WORK TO COMPLETE
1 - Answer these questions about the article on Web3 primitives:
(a) Into how many levels of increasing detail are the articles divided?
(b) Which item is listed under "L1 — Overview"?
(c) According to the section headed "Metaverse," who owns Metaverse resources?
2 - Extend the article on Web3 primitives by writing what comes after its final sentence, which ends "between reality and virtual economies."

PAGE EXTRACT
The Web3 Stack: Web3 Primitives

As the Web3 space continues to grow, contextualising the various technologies has become an increasingly demanding task. In this series of articles, we will start with a high level overview of the various concepts and eventually arrive at the use cases which various Web3 protocols are trying to solve.

This article focuses on the various Web3 building blocks that can be mixed-and-matched to create novel Web3 specific use cases. Given the composability of Web3 primitives, the categorical distinctions are more of a guide helping to frame the various technological use cases. The articles are divided into 3 levels of increasing detail:

L1 — Overview

An overview of the different layers and how they enable Web3 functionality through building on top of each other:

• A Macro View

L2 — Concepts

The key concepts within each layer that informs business and technical decisions. This highlights the different categories of Web3 technologies:

• A Conceptual Framework

L3 — Implementations

Understanding the difference between various protocol/standard implementations and how they relate to each other. The focus will be on Web3 lego blocks and its affects on value flows:

• Transaction Settlement
• Assets
• Web3 Primitives
• Optimisers (WIP)

Metaverse

Virtual worlds where users have the freedom to form personal networks and take ownership of digital assets. Metaverse resources are owned by the user and increasingly interoperable standards enable such resources to be portable across Web3 dapps. As more real world assets are tokenised, open access to Web3 value rails discourages any arbitrary distinction between reality and virtual economies.

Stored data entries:
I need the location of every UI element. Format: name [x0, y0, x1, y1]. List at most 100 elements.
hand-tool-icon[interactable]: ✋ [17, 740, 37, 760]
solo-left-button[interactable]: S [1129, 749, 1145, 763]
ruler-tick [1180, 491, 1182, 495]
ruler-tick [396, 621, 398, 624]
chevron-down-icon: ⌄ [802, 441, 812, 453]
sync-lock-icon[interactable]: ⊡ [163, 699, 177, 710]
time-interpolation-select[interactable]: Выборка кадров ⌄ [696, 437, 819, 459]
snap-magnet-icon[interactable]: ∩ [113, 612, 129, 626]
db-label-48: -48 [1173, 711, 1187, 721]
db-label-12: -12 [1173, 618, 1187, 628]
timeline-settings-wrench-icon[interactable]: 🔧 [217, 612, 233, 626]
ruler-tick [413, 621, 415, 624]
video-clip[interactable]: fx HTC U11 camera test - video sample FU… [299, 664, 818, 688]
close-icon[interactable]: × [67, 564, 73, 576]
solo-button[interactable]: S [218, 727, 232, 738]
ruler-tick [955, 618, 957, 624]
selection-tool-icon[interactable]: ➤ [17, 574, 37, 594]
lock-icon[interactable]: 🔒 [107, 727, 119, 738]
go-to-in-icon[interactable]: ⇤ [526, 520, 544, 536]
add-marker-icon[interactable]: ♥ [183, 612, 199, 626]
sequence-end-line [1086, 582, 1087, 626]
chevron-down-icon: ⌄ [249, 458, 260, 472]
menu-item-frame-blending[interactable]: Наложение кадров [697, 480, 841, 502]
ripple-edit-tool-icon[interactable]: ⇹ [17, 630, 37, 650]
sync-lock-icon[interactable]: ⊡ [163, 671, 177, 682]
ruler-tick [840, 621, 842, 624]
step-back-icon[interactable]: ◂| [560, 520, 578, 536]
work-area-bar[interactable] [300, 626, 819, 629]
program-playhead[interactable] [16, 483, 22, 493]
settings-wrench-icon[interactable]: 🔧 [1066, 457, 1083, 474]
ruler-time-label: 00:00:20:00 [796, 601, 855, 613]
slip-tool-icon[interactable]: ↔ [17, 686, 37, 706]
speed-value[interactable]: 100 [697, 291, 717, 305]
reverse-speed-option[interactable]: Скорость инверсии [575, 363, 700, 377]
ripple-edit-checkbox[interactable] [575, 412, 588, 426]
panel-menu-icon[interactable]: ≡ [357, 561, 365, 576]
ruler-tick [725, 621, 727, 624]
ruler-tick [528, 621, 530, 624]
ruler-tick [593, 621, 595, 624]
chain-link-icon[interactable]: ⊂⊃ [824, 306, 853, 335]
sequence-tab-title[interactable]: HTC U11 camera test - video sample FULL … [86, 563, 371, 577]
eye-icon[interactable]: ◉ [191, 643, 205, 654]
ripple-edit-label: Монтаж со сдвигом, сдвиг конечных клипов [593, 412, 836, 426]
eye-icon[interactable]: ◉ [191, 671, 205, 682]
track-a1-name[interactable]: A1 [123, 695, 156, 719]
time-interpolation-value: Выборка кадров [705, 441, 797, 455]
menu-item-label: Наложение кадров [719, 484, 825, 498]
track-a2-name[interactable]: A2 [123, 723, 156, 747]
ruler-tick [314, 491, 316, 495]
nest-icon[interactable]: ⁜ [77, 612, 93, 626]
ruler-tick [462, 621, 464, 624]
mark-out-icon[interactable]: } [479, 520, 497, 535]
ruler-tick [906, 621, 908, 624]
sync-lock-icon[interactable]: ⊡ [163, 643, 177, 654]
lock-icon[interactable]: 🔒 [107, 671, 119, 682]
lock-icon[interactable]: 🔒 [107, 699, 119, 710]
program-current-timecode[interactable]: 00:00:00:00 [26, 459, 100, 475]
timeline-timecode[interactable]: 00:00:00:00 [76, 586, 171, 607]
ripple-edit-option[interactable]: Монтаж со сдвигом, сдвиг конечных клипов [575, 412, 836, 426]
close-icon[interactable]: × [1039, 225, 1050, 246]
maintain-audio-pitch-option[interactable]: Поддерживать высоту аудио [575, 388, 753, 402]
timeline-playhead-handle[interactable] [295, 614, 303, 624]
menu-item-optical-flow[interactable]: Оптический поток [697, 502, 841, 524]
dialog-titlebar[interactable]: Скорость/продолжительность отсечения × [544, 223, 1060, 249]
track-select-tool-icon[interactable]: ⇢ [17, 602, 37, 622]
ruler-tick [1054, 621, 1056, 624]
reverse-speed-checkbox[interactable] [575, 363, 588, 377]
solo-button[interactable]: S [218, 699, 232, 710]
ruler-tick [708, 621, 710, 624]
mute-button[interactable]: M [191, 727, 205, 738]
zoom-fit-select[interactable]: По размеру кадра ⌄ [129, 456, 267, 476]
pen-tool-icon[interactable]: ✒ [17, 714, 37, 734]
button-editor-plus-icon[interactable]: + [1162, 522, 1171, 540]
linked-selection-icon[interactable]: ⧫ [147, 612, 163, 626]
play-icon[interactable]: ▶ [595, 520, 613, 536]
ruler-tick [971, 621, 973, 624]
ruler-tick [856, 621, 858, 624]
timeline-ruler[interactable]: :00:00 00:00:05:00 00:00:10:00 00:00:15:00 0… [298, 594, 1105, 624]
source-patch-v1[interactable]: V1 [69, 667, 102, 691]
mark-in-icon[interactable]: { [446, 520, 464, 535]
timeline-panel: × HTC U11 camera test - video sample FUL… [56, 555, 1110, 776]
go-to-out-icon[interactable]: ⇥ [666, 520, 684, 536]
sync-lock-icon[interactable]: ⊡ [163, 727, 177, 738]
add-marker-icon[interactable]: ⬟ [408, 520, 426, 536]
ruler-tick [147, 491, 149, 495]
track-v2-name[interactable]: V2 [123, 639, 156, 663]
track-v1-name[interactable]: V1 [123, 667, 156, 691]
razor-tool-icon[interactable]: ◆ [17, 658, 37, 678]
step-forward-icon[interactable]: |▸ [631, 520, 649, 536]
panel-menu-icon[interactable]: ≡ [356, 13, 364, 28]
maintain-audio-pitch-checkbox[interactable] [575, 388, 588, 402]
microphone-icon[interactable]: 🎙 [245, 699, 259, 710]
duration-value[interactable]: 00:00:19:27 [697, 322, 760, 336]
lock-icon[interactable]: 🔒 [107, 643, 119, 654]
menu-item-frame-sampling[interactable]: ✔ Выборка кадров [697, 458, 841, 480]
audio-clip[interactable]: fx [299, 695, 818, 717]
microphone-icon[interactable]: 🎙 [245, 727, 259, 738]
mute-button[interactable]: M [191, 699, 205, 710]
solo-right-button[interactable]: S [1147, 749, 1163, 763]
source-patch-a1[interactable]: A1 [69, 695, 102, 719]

ANSWER SECTION
1 -
(a) Three.
(b) A Macro View.
(c) The user.

2 -
• Avatars: A digital identity twin that represents a user in a particular metaverse and is capable of being manipulated by said user. This usually takes the form of a digital avatar model which can be customised by the user. As the ecosystem matures, avatars can be increasingly transported across multiple multiverses.
• Virtual: Metaverse native assets which avatars are able to interact with. Ownership of such virtual assets are fully secured on-chain which enables novel virtual economic relationships to form based on the social value of each item. Examples of such items can range from a virtual fashion accessory for the avatar to more abstract things such as a Metaverse currency.
• Extended Reality: The merging of reality and digital worlds. Amongst the key concepts is the extension of real world objects and experiences into the metaverse. This increasingly immersive hybrid experience dissolves the virtual boundary between reality and the metaverse.

Gaming

Structured virtual environments with clearly defined goals and gamified play-to-earn economic incentives. The differentiating factor for Web3 games lies in the ownership and portability of in-game assets. Players are able to hold in-game assets in the form of tokens which can be used across multiple gaming platforms (or even DeFi Dapps) that utilises the same token standards. The opportunity for yield has resulted in the creation of guilds that are able to generate yield through optimising certain aspects of the play-to-earn gaming experience.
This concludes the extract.